» TASK GOAL: Copy the data precisely, keeping every character.

» STORED DATA:
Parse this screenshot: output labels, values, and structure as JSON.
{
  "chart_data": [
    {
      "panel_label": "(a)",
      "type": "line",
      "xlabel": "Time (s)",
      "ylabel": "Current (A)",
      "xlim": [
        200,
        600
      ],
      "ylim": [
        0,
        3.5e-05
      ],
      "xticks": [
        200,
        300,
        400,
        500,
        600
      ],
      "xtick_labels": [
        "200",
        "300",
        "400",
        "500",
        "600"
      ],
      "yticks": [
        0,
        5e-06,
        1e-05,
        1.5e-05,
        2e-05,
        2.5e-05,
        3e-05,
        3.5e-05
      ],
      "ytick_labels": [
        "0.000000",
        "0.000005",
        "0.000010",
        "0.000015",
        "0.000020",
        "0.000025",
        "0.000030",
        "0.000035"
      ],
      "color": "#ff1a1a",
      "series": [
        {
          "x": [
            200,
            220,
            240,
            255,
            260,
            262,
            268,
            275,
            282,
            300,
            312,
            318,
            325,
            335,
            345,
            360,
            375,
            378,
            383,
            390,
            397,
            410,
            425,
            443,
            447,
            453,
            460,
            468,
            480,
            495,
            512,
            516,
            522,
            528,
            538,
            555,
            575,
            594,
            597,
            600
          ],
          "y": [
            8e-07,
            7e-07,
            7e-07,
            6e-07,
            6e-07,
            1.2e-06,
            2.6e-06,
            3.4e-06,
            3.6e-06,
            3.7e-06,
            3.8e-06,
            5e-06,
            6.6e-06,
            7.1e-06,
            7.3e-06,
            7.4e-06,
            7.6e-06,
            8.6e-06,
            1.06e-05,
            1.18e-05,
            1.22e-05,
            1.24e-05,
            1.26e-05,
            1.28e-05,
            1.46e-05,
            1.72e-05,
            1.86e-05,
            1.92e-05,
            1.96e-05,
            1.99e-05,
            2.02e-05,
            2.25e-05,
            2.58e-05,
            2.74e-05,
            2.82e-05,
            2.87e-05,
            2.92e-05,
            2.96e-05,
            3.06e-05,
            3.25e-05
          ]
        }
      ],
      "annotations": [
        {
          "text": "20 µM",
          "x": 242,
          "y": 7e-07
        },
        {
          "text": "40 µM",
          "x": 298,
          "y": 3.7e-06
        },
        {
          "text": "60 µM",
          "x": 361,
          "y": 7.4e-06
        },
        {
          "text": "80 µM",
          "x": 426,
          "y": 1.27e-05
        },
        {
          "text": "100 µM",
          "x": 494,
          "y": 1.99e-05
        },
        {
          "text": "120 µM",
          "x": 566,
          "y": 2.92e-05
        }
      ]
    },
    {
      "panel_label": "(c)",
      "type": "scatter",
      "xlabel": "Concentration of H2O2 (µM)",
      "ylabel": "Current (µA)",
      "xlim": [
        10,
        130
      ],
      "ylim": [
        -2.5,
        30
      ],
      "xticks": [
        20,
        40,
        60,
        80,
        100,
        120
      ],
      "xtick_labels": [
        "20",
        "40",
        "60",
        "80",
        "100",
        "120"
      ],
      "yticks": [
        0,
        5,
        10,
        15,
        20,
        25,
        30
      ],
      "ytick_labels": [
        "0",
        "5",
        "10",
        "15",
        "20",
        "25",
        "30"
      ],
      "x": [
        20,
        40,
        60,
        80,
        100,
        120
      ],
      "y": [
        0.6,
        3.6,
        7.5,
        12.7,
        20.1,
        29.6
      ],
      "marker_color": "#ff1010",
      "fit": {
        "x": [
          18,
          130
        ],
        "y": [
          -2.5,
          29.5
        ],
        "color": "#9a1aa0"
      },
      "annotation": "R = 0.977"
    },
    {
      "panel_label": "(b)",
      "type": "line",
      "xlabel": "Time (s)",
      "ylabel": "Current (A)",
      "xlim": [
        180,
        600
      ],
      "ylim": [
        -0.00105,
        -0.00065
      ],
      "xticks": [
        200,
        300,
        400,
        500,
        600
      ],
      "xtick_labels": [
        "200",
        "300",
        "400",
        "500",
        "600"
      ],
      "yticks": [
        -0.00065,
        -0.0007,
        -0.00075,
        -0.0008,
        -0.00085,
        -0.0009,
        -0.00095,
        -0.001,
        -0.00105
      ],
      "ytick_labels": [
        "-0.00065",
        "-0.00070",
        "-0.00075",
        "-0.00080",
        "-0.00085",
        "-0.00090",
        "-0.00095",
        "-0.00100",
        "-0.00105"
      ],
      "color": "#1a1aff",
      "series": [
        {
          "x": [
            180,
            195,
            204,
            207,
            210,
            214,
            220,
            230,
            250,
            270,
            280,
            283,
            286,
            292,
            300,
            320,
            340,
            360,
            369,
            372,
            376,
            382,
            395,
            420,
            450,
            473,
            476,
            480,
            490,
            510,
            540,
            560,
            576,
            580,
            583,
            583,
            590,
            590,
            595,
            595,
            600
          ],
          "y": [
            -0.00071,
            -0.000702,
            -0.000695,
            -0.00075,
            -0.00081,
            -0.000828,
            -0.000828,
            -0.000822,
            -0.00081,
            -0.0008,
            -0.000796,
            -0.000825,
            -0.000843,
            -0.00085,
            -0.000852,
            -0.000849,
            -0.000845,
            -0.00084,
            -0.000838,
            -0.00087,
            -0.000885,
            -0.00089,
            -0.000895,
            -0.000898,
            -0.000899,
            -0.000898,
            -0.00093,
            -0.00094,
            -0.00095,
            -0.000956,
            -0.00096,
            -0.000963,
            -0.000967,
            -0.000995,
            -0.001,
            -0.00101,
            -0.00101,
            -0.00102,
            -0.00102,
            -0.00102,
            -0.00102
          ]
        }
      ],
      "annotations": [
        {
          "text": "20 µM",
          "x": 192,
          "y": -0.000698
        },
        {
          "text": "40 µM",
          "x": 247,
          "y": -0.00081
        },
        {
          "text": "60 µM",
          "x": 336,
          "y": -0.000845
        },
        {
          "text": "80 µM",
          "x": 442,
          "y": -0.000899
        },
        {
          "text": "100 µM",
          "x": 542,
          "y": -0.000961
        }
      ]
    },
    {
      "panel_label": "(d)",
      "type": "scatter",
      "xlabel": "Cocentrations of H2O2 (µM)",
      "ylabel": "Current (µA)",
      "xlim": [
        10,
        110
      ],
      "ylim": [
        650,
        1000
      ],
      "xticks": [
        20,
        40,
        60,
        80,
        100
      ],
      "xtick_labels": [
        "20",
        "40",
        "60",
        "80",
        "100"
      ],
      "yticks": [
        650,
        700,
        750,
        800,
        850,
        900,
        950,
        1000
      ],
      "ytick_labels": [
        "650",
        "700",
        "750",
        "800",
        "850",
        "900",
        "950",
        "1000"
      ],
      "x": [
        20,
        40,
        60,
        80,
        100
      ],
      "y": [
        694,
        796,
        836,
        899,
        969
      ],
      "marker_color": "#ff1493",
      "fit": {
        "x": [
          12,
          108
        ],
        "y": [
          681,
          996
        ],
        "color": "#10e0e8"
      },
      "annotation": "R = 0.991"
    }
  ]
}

» SOLUTION TO THE PROBLEM:
Parse this screenshot: output labels, values, and structure as JSON.
{
  "chart_data": [
    {
      "panel_label": "(a)",
      "type": "line",
      "xlabel": "Time (s)",
      "ylabel": "Current (A)",
      "xlim": [
        200,
        600
      ],
      "ylim": [
        0,
        3.5e-05
      ],
      "xticks": [
        200,
        300,
        400,
        500,
        600
      ],
      "xtick_labels": [
        "200",
        "300",
        "400",
        "500",
        "600"
      ],
      "yticks": [
        0,
        5e-06,
        1e-05,
        1.5e-05,
        2e-05,
        2.5e-05,
        3e-05,
        3.5e-05
      ],
      "ytick_labels": [
        "0.000000",
        "0.000005",
        "0.000010",
        "0.000015",
        "0.000020",
        "0.000025",
        "0.000030",
        "0.000035"
      ],
      "color": "#ff1a1a",
      "series": [
        {
          "x": [
            200,
            220,
            240,
            255,
            260,
            262,
            268,
            275,
            282,
            300,
            312,
            318,
            325,
            335,
            345,
            360,
            375,
            378,
            383,
            390,
            397,
            410,
            425,
            443,
            447,
            453,
            460,
            468,
            480,
            495,
            512,
            516,
            522,
            528,
            538,
            555,
            575,
            594,
            597,
            600
          ],
          "y": [
            8e-07,
            7e-07,
            7e-07,
            6e-07,
            6e-07,
            1.2e-06,
            2.6e-06,
            3.4e-06,
            3.6e-06,
            3.7e-06,
            3.8e-06,
            5e-06,
            6.6e-06,
            7.1e-06,
            7.3e-06,
            7.4e-06,
            7.6e-06,
            8.6e-06,
            1.06e-05,
            1.18e-05,
            1.22e-05,
            1.24e-05,
            1.26e-05,
            1.28e-05,
            1.46e-05,
            1.72e-05,
            1.86e-05,
            1.92e-05,
            1.96e-05,
            1.99e-05,
            2.02e-05,
            2.25e-05,
            2.58e-05,
            2.74e-05,
            2.82e-05,
            2.87e-05,
            2.92e-05,
            2.96e-05,
            3.06e-05,
            3.25e-05
          ]
        }
      ],
      "annotations": [
        {
          "text": "20 µM",
          "x": 242,
          "y": 7e-07
        },
        {
          "text": "40 µM",
          "x": 298,
          "y": 3.7e-06
        },
        {
          "text": "60 µM",
          "x": 361,
          "y": 7.4e-06
        },
        {
          "text": "80 µM",
          "x": 426,
          "y": 1.27e-05
        },
        {
          "text": "100 µM",
          "x": 494,
          "y": 1.99e-05
        },
        {
          "text": "120 µM",
          "x": 566,
          "y": 2.92e-05
        }
      ]
    },
    {
      "panel_label": "(c)",
      "type": "scatter",
      "xlabel": "Concentration of H2O2 (µM)",
      "ylabel": "Current (µA)",
      "xlim": [
        10,
        130
      ],
      "ylim": [
        -2.5,
        30
      ],
      "xticks": [
        20,
        40,
        60,
        80,
        100,
        120
      ],
      "xtick_labels": [
        "20",
        "40",
        "60",
        "80",
        "100",
        "120"
      ],
      "yticks": [
        0,
        5,
        10,
        15,
        20,
        25,
        30
      ],
      "ytick_labels": [
        "0",
        "5",
        "10",
        "15",
        "20",
        "25",
        "30"
      ],
      "x": [
        20,
        40,
        60,
        80,
        100,
        120
      ],
      "y": [
        0.6,
        3.6,
        7.5,
        12.7,
        20.1,
        29.6
      ],
      "marker_color": "#ff1010",
      "fit": {
        "x": [
          18,
          130
        ],
        "y": [
          -2.5,
          29.5
        ],
        "color": "#9a1aa0"
      },
      "annotation": "R = 0.977"
    },
    {
      "panel_label": "(b)",
      "type": "line",
      "xlabel": "Time (s)",
      "ylabel": "Current (A)",
      "xlim": [
        180,
        600
      ],
      "ylim": [
        -0.00105,
        -0.00065
      ],
      "xticks": [
        200,
        300,
        400,
        500,
        600
      ],
      "xtick_labels": [
        "200",
        "300",
        "400",
        "500",
        "600"
      ],
      "yticks": [
        -0.00065,
        -0.0007,
        -0.00075,
        -0.0008,
        -0.00085,
        -0.0009,
        -0.00095,
        -0.001,
        -0.00105
      ],
      "ytick_labels": [
        "-0.00065",
        "-0.00070",
        "-0.00075",
        "-0.00080",
        "-0.00085",
        "-0.00090",
        "-0.00095",
        "-0.00100",
        "-0.00105"
      ],
      "color": "#1a1aff",
      "series": [
        {
          "x": [
            180,
            195,
            204,
            207,
            210,
            214,
            220,
            230,
            250,
            270,
            280,
            283,
            286,
            292,
            300,
            320,
            340,
            360,
            369,
            372,
            376,
            382,
            395,
            420,
            450,
            473,
            476,
            480,
            490,
            510,
            540,
            560,
            576,
            580,
            583,
            583,
            590,
            590,
            595,
            595,
            600
          ],
          "y": [
            -0.00071,
            -0.000702,
            -0.000695,
            -0.00075,
            -0.00081,
            -0.000828,
            -0.000828,
            -0.000822,
            -0.00081,
            -0.0008,
            -0.000796,
            -0.000825,
            -0.000843,
            -0.00085,
            -0.000852,
            -0.000849,
            -0.000845,
            -0.00084,
            -0.000838,
            -0.00087,
            -0.000885,
            -0.00089,
            -0.000895,
            -0.000898,
            -0.000899,
            -0.000898,
            -0.00093,
            -0.00094,
            -0.00095,
            -0.000956,
            -0.00096,
            -0.000963,
            -0.000967,
            -0.000995,
            -0.001,
            -0.00101,
            -0.00101,
            -0.00102,
            -0.00102,
            -0.00102,
            -0.00102
          ]
        }
      ],
      "annotations": [
        {
          "text": "20 µM",
          "x": 192,
          "y": -0.000698
        },
        {
          "text": "40 µM",
          "x": 247,
          "y": -0.00081
        },
        {
          "text": "60 µM",
          "x": 336,
          "y": -0.000845
        },
        {
          "text": "80 µM",
          "x": 442,
          "y": -0.000899
        },
        {
          "text": "100 µM",
          "x": 542,
          "y": -0.000961
        }
      ]
    },
    {
      "panel_label": "(d)",
      "type": "scatter",
      "xlabel": "Cocentrations of H2O2 (µM)",
      "ylabel": "Current (µA)",
      "xlim": [
        10,
        110
      ],
      "ylim": [
        650,
        1000
      ],
      "xticks": [
        20,
        40,
        60,
        80,
        100
      ],
      "xtick_labels": [
        "20",
        "40",
        "60",
        "80",
        "100"
      ],
      "yticks": [
        650,
        700,
        750,
        800,
        850,
        900,
        950,
        1000
      ],
      "ytick_labels": [
        "650",
        "700",
        "750",
        "800",
        "850",
        "900",
        "950",
        "1000"
      ],
      "x": [
        20,
        40,
        60,
        80,
        100
      ],
      "y": [
        694,
        796,
        836,
        899,
        969
      ],
      "marker_color": "#ff1493",
      "fit": {
        "x": [
          12,
          108
        ],
        "y": [
          681,
          996
        ],
        "color": "#10e0e8"
      },
      "annotation": "R = 0.991"
    }
  ]
}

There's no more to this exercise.